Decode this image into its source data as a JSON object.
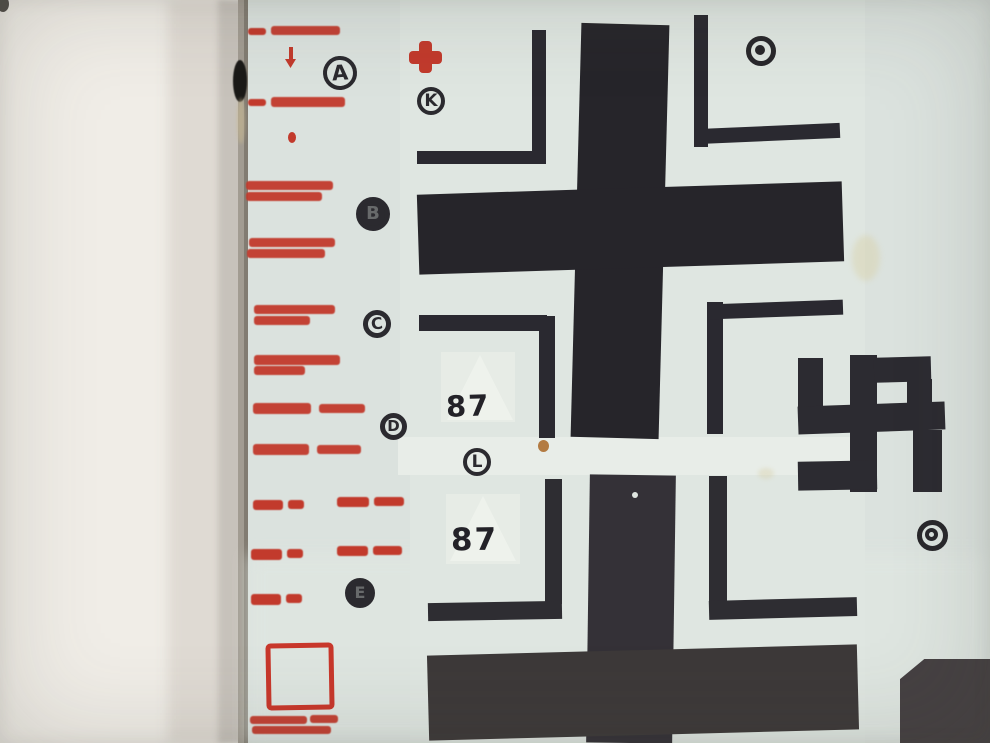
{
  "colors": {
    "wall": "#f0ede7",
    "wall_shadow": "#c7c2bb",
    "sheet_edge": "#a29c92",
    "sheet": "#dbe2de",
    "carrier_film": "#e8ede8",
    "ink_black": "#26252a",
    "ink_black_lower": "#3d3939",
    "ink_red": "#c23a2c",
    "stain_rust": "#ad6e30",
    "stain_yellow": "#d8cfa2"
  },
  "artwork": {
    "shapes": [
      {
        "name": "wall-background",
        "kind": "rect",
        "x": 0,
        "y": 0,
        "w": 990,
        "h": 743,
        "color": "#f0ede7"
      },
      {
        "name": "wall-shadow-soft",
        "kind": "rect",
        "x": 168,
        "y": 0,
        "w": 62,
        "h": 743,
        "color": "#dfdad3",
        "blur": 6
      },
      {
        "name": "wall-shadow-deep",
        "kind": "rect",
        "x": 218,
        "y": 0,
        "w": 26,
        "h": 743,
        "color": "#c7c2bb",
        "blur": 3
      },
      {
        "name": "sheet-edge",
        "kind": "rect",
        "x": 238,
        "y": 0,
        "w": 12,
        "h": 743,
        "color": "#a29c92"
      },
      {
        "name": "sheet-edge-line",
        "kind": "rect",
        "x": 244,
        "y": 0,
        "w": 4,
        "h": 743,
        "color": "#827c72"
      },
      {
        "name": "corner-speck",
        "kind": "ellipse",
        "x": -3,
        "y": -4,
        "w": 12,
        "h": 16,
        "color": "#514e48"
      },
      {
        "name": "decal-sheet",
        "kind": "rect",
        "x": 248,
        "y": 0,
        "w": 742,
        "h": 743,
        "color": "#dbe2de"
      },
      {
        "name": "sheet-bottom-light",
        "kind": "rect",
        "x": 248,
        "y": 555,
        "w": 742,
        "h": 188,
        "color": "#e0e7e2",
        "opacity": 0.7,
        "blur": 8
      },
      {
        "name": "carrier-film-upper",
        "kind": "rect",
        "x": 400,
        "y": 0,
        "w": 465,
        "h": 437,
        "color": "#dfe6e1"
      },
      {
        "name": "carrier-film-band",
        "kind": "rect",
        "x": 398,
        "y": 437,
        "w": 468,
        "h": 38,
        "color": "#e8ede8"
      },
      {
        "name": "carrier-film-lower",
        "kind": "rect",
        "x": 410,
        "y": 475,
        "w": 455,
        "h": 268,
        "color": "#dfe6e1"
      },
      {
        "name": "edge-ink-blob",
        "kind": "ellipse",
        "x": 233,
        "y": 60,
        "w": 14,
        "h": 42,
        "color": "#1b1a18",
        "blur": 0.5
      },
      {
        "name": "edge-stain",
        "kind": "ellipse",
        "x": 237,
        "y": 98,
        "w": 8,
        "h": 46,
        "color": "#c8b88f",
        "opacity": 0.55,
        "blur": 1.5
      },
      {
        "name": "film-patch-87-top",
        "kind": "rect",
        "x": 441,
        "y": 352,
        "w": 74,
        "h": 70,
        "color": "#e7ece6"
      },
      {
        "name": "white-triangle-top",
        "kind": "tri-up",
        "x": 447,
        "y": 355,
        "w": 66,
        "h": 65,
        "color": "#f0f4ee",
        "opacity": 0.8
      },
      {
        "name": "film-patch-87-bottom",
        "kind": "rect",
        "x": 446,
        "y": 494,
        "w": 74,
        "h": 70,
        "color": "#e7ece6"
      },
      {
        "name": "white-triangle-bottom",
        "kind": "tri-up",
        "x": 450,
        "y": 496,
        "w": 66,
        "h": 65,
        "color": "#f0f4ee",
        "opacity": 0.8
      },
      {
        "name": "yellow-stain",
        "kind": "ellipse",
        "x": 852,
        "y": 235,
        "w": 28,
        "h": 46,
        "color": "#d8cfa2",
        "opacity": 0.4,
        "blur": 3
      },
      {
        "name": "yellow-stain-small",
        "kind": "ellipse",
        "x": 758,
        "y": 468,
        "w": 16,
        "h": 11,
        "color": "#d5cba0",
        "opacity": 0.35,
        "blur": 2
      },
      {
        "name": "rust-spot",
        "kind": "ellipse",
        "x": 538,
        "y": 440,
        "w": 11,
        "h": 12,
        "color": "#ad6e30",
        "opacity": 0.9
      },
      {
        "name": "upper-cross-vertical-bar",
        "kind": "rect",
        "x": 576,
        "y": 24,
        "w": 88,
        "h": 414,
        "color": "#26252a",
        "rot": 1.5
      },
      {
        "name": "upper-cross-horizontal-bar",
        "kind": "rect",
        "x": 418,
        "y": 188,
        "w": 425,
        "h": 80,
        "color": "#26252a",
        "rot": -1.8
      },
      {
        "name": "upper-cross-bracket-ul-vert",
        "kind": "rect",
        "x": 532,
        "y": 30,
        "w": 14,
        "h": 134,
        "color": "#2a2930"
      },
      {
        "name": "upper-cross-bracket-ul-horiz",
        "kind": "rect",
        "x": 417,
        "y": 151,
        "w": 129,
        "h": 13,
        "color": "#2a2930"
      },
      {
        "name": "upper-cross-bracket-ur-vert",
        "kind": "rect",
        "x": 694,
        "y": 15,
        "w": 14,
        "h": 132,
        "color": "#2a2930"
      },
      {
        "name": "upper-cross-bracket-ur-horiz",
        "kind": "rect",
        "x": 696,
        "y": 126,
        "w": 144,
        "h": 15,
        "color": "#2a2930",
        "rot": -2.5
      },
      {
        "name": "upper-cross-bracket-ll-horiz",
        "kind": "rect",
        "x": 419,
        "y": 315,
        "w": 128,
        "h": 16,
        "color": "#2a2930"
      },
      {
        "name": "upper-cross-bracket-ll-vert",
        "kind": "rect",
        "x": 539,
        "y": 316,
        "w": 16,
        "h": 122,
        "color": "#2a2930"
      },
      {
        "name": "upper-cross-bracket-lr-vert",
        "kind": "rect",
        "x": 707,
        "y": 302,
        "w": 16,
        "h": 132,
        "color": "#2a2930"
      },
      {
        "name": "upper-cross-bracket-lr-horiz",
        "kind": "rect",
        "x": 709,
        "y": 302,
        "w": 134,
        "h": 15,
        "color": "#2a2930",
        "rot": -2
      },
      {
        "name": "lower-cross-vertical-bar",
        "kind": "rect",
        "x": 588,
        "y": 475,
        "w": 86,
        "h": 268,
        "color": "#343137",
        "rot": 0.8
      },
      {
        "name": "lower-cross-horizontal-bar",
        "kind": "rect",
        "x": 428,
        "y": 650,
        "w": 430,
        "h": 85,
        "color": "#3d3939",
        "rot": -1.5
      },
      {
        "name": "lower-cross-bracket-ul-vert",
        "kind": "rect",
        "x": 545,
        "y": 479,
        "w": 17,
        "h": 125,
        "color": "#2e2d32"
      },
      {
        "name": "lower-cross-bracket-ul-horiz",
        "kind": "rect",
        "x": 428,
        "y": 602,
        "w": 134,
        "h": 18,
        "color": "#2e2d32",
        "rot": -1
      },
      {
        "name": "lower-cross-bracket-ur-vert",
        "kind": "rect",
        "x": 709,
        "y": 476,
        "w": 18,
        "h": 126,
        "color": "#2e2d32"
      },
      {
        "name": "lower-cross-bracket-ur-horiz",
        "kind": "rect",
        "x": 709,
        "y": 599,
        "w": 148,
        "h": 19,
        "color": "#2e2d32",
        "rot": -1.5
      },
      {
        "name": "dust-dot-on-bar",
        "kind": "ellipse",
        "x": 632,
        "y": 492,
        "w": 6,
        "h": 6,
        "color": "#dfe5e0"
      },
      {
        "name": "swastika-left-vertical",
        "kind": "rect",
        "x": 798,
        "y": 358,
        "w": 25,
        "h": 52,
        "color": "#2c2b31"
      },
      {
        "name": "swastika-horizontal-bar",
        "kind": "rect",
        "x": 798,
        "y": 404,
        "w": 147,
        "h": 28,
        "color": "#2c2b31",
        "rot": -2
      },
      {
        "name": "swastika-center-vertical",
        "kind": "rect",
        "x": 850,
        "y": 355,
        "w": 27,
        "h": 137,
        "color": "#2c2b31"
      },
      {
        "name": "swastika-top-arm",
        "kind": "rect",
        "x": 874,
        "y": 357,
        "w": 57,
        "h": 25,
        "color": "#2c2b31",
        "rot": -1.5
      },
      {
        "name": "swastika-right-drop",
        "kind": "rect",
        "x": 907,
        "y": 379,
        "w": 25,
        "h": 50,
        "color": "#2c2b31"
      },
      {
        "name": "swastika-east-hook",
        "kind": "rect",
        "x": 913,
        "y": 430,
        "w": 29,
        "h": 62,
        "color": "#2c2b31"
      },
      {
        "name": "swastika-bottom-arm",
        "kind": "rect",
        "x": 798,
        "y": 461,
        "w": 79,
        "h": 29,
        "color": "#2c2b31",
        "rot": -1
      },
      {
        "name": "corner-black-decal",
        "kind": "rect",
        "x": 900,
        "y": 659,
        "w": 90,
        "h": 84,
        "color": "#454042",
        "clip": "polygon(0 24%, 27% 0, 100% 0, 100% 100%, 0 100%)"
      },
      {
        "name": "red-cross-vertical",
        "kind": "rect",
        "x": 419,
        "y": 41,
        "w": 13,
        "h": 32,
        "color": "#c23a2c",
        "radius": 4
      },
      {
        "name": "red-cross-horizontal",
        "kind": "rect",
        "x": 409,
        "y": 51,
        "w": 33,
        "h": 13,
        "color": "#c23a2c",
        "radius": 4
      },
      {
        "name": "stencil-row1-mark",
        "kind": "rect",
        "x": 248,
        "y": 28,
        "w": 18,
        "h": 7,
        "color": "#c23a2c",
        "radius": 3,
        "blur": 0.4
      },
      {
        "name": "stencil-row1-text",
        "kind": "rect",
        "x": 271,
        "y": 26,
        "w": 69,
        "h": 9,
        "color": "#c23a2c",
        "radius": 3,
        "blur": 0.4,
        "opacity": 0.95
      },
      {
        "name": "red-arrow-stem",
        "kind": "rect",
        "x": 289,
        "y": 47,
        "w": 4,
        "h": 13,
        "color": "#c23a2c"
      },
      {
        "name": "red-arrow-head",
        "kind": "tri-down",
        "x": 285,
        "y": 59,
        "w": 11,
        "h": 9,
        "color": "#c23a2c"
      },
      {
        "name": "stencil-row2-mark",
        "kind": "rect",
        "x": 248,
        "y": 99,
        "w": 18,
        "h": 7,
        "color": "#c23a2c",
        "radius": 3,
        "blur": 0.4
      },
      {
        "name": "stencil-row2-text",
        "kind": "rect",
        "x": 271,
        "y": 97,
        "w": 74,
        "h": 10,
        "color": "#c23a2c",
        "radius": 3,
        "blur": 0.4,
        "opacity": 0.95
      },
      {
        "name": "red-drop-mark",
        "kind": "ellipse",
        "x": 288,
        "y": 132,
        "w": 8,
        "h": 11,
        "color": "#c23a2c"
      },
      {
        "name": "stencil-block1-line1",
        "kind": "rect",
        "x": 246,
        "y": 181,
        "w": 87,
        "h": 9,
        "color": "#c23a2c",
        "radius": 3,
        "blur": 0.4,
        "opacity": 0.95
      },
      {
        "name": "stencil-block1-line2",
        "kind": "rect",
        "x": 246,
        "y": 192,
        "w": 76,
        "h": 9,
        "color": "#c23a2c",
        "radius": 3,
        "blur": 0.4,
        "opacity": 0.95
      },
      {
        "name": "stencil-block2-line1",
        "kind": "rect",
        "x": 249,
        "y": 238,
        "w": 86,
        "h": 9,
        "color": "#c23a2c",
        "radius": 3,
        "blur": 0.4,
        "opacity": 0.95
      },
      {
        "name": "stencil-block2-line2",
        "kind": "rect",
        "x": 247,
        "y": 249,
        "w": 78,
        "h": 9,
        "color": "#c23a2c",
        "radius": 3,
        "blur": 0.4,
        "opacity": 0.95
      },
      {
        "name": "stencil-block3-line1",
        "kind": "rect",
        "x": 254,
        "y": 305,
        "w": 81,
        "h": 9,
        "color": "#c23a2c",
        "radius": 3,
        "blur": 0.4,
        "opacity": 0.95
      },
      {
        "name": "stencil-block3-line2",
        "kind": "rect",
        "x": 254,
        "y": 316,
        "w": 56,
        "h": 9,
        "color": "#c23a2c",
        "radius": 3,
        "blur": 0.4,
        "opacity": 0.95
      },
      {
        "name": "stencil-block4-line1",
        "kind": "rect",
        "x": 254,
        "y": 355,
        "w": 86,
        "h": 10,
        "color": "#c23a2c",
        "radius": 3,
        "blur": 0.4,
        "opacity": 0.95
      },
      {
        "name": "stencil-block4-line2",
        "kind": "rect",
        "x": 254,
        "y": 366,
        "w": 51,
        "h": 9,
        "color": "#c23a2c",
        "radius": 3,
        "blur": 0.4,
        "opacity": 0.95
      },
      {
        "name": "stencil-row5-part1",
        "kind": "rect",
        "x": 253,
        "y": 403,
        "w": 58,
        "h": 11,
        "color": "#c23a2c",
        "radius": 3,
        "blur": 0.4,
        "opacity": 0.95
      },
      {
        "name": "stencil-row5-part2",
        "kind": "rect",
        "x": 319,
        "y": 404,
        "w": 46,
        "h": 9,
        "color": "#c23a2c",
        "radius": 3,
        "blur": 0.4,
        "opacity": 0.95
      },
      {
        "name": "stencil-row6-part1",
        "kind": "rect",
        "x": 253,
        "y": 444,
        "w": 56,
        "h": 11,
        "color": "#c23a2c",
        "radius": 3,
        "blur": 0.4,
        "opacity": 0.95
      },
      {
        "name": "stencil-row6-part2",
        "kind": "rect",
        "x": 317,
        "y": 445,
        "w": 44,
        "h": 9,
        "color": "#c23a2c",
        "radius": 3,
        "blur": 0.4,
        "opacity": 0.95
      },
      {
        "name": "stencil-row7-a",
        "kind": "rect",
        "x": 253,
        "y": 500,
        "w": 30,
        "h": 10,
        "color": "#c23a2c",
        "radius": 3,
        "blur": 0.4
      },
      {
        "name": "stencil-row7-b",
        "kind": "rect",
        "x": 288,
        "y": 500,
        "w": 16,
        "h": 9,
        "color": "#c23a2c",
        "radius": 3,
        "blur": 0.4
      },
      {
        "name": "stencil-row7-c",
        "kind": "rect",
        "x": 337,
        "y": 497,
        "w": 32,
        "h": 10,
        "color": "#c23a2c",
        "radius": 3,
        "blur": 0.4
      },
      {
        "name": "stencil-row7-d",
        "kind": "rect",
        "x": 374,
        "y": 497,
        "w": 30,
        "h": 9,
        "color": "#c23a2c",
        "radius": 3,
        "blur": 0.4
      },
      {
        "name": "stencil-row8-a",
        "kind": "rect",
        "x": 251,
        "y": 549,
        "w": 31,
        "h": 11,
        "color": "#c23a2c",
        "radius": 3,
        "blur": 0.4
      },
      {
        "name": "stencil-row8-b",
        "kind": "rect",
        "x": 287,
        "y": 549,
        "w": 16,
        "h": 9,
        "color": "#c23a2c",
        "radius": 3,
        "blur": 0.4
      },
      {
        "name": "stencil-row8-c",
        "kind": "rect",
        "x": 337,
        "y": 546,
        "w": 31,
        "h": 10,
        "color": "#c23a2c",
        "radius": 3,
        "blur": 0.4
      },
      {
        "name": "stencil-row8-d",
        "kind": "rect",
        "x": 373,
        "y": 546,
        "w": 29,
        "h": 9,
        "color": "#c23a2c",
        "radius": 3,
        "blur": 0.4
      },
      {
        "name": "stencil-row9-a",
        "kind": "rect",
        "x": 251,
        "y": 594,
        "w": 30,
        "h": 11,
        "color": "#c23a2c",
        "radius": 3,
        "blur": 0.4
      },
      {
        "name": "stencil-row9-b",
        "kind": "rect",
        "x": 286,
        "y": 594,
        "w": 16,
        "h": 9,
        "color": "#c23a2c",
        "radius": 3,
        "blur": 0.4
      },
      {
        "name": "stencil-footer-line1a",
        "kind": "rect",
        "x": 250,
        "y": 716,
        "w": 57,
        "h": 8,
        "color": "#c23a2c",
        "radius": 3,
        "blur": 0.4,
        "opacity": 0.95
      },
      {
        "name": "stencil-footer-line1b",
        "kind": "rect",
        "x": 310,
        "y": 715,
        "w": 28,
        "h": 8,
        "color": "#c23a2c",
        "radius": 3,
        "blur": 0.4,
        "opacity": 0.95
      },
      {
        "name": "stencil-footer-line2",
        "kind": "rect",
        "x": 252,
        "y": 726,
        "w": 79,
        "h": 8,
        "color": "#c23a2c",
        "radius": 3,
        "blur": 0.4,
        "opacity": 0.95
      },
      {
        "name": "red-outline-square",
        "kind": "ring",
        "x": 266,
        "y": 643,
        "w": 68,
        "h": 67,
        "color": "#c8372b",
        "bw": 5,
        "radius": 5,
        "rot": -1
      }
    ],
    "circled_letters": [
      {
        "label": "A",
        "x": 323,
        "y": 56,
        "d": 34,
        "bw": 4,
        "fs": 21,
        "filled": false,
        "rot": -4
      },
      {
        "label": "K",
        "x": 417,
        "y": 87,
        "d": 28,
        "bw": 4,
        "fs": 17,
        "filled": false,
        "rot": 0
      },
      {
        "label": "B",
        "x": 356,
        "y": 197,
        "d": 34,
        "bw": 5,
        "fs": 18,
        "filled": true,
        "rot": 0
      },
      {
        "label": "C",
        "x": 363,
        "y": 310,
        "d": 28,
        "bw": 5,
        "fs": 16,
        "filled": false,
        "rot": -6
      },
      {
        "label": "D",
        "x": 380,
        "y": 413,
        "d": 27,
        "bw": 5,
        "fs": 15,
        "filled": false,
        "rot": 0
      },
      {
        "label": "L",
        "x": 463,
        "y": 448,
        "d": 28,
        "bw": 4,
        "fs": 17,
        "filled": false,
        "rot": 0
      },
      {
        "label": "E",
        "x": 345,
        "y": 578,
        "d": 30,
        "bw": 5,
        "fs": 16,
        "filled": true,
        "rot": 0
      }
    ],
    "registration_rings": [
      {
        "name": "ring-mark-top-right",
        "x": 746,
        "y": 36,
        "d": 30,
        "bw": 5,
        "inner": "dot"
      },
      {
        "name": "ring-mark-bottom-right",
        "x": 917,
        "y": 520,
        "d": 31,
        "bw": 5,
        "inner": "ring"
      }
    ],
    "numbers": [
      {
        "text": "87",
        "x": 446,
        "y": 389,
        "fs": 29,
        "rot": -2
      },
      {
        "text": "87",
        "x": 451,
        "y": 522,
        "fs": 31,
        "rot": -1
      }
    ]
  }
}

--

● **Work to complete**
Pick out each line above that includes "decal" and show it.

● **Response below**
        "name": "decal-sheet",
        "name": "corner-black-decal",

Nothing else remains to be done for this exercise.